**TASK DESCRIPTION:** Write out exactly the lines below that run from the line containing "Serialize everything readable" through the last line of the records.

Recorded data
▼▼▼

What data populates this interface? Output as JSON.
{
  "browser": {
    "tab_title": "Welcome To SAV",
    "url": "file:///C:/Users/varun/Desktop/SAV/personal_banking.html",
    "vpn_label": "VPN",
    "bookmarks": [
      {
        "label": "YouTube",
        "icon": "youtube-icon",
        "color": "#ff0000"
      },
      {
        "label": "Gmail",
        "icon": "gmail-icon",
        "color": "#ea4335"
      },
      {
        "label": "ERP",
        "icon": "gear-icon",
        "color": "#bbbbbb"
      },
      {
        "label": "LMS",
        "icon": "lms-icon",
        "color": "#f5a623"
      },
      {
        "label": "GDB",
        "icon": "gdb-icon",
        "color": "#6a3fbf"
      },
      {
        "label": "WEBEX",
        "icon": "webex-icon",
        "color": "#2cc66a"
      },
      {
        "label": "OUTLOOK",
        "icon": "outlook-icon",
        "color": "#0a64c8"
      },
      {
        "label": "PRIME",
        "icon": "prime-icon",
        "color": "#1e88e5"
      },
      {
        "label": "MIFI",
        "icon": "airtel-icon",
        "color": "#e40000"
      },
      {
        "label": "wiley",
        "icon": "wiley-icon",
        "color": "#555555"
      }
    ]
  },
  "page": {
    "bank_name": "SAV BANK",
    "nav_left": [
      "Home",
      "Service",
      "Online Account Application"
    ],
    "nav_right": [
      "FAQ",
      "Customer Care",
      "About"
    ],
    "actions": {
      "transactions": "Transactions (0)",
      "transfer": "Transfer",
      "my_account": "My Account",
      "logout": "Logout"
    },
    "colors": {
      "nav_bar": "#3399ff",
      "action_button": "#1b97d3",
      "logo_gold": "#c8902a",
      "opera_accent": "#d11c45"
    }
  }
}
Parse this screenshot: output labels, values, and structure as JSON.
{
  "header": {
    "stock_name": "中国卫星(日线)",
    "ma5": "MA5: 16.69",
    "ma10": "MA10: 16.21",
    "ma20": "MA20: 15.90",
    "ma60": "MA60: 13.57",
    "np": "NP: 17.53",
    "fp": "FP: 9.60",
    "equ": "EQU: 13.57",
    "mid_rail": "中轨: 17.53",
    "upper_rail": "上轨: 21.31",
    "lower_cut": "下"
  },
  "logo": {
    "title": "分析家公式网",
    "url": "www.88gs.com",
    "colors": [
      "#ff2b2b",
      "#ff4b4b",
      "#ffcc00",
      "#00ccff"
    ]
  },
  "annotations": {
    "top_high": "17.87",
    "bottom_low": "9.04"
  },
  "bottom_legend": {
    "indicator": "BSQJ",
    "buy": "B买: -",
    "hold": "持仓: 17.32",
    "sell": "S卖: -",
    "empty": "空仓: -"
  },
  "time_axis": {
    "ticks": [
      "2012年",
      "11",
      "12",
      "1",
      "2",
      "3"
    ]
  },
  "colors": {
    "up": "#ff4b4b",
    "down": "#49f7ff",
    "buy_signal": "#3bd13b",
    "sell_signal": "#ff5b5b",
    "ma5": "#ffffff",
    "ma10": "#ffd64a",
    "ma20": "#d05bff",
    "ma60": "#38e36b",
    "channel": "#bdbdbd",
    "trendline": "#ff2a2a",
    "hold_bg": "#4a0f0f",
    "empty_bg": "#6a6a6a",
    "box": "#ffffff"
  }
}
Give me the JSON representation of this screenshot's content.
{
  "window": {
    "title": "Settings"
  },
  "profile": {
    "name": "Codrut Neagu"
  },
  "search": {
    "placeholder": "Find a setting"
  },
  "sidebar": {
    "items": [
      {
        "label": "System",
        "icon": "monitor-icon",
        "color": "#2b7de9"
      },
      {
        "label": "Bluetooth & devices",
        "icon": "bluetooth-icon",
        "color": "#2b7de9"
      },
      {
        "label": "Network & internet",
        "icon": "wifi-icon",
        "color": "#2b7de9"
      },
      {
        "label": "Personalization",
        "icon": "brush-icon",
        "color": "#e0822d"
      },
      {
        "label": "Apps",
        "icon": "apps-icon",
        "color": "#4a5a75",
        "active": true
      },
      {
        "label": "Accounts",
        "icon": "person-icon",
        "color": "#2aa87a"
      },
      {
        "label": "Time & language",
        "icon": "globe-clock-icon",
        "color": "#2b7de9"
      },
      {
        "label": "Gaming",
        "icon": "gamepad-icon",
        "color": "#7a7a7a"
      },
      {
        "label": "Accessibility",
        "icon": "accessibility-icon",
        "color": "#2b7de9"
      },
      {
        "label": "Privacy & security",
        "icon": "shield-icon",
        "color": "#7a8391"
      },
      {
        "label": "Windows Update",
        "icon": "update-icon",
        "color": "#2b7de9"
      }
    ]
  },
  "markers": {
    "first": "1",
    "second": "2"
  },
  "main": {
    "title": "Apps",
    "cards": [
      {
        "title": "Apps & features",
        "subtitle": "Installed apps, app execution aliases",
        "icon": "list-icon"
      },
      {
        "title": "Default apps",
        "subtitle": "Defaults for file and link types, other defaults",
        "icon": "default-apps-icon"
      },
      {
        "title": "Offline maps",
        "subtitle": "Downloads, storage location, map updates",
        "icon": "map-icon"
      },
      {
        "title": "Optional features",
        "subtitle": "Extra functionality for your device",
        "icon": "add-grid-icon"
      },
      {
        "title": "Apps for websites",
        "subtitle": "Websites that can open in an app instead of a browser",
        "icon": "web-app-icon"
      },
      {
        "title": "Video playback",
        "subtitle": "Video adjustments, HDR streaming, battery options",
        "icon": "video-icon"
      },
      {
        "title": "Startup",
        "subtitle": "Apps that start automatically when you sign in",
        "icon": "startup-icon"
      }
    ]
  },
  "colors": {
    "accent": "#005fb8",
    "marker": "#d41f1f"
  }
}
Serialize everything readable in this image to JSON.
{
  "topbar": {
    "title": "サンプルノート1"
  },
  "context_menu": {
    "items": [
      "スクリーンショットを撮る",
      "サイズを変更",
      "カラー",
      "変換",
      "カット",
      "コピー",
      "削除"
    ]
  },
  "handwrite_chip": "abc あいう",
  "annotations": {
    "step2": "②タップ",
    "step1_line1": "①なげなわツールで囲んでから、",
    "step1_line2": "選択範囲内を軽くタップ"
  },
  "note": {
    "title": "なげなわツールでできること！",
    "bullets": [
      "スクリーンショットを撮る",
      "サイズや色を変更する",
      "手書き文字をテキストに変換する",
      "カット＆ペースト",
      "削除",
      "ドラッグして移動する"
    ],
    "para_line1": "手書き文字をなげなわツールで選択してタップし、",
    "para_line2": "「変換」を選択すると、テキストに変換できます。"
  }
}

▲▲▲

**THE OUTPUT:**
Serialize everything readable in this image to JSON.
{
  "topbar": {
    "title": "サンプルノート1"
  },
  "context_menu": {
    "items": [
      "スクリーンショットを撮る",
      "サイズを変更",
      "カラー",
      "変換",
      "カット",
      "コピー",
      "削除"
    ]
  },
  "handwrite_chip": "abc あいう",
  "annotations": {
    "step2": "②タップ",
    "step1_line1": "①なげなわツールで囲んでから、",
    "step1_line2": "選択範囲内を軽くタップ"
  },
  "note": {
    "title": "なげなわツールでできること！",
    "bullets": [
      "スクリーンショットを撮る",
      "サイズや色を変更する",
      "手書き文字をテキストに変換する",
      "カット＆ペースト",
      "削除",
      "ドラッグして移動する"
    ],
    "para_line1": "手書き文字をなげなわツールで選択してタップし、",
    "para_line2": "「変換」を選択すると、テキストに変換できます。"
  }
}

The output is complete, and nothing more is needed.